*STATED TASK*
Among the lines below, count those with "davon". Give the total alone.

Dataset items
# # #
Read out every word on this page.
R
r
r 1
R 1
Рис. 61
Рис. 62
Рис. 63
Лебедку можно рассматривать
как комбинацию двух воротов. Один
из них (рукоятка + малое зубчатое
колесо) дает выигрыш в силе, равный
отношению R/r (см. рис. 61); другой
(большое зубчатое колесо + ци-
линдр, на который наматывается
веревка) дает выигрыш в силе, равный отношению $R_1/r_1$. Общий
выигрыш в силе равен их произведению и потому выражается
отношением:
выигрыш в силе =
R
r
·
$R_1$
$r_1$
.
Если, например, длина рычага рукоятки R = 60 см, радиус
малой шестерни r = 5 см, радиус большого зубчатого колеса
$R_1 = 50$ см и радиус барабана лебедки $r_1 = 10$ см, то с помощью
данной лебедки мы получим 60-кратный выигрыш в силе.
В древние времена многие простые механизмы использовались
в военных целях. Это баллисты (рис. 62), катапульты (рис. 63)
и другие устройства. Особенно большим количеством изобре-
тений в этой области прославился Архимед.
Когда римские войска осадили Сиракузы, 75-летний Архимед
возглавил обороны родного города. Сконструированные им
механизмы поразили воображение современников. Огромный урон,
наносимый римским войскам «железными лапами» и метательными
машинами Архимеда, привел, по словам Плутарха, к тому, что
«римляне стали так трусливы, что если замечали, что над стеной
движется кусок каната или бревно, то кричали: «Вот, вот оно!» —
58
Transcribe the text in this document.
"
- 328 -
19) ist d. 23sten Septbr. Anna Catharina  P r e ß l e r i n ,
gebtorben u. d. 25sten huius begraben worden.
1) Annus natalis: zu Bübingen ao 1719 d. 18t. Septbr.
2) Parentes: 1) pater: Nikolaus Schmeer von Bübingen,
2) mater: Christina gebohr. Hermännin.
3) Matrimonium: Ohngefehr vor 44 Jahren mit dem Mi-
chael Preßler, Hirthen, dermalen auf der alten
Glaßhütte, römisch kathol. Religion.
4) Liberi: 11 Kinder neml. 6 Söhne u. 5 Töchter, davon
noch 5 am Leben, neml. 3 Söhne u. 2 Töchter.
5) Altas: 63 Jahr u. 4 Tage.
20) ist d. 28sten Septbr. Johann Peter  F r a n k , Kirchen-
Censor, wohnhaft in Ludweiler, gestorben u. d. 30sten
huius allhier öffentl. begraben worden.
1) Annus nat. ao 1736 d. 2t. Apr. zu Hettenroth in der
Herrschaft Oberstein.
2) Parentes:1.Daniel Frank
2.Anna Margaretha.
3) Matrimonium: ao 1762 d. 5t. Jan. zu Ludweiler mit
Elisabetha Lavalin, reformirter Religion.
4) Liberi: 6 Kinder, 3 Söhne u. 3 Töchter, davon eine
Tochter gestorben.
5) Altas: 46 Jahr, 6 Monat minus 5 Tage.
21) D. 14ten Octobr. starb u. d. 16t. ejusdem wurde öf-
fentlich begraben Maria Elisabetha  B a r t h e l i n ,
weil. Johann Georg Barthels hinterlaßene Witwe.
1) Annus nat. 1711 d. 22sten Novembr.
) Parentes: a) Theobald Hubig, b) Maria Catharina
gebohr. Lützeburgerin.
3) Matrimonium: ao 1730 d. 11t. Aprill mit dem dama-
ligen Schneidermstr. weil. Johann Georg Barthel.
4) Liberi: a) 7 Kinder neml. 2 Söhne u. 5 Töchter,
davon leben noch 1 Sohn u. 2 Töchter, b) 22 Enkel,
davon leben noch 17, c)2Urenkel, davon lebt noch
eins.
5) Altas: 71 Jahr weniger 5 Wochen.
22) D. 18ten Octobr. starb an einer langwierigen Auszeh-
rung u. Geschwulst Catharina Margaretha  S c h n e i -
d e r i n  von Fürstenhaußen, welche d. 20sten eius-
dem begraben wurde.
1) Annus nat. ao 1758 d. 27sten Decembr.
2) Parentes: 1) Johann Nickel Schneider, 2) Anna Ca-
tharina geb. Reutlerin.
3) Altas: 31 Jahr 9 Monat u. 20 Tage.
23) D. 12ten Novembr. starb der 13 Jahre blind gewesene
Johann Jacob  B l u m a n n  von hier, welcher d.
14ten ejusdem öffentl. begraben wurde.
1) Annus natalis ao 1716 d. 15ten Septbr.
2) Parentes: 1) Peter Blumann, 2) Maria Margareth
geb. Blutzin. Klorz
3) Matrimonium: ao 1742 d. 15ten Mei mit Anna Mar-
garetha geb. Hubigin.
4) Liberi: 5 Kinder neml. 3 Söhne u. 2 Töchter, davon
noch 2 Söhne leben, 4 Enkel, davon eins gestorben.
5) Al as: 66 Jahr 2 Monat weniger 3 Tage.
# # #
*RESPONSE FOR THIS EXERCISE*
6